**EXERCISE INSTRUCTIONS:** Copy out each line that mentions the word "تهیه".

════════════════

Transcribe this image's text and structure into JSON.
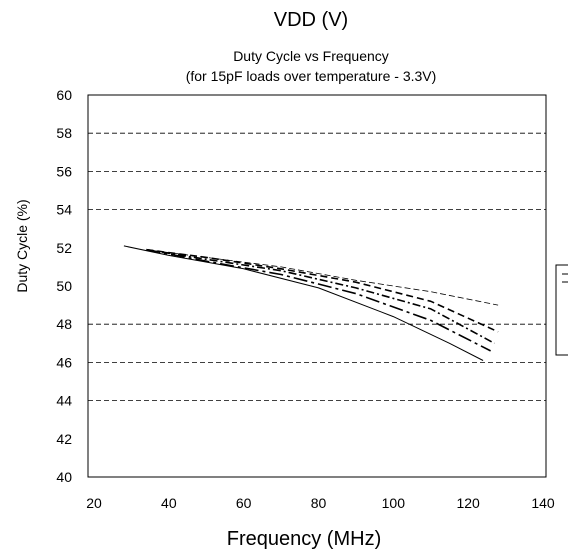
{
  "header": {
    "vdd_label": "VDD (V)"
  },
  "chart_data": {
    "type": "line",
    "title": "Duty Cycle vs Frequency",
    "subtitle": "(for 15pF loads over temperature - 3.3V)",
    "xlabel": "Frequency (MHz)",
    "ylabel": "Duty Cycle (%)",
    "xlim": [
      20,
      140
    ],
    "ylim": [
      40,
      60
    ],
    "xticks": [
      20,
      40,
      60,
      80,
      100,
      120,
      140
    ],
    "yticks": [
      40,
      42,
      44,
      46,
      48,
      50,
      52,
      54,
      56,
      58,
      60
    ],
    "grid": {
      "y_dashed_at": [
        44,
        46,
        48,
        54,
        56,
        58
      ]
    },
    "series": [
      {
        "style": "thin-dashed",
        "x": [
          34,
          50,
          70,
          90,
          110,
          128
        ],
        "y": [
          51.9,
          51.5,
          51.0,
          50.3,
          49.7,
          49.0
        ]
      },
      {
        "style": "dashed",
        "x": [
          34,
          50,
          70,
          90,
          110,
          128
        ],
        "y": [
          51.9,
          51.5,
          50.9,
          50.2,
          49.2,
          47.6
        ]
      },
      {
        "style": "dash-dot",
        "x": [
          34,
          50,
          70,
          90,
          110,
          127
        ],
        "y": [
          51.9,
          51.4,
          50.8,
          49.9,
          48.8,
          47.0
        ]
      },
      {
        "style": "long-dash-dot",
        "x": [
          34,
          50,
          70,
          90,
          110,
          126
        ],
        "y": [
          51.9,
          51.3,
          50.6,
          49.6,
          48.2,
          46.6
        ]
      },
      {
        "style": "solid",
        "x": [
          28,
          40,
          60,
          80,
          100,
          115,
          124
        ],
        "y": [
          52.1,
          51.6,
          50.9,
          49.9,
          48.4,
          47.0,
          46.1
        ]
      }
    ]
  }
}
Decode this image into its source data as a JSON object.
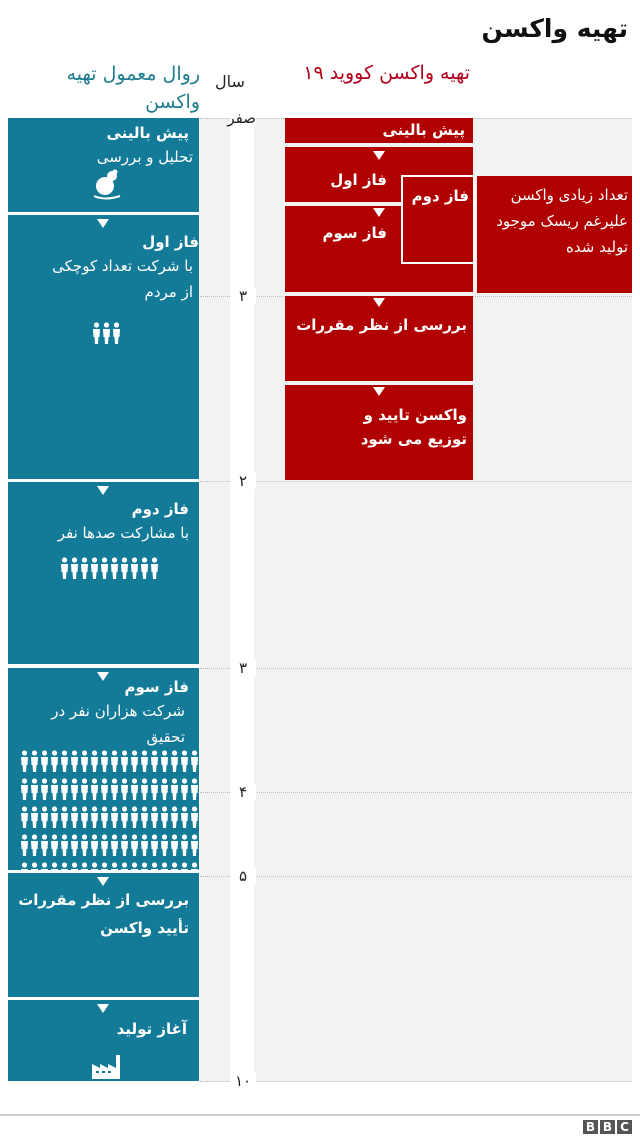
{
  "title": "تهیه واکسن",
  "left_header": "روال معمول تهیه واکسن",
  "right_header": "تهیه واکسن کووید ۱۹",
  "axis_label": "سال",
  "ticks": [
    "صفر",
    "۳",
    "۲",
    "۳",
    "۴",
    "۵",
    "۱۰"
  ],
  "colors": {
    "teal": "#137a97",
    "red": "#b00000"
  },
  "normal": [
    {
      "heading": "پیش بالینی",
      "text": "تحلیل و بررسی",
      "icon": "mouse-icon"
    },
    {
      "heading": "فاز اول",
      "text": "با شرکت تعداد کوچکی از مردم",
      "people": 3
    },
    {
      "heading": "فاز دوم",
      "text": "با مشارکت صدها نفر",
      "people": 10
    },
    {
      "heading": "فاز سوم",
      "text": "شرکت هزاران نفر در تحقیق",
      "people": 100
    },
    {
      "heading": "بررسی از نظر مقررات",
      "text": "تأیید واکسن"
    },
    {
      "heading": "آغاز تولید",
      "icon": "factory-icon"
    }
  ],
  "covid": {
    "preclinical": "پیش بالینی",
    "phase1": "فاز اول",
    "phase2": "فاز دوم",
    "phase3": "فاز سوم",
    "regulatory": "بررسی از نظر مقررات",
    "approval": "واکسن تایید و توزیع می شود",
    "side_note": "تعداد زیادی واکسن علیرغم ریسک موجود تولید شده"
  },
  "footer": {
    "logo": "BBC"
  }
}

════════════════

**FULL SOLUTION:**
  "title": "تهیه واکسن",
  "left_header": "روال معمول تهیه واکسن",
  "right_header": "تهیه واکسن کووید ۱۹",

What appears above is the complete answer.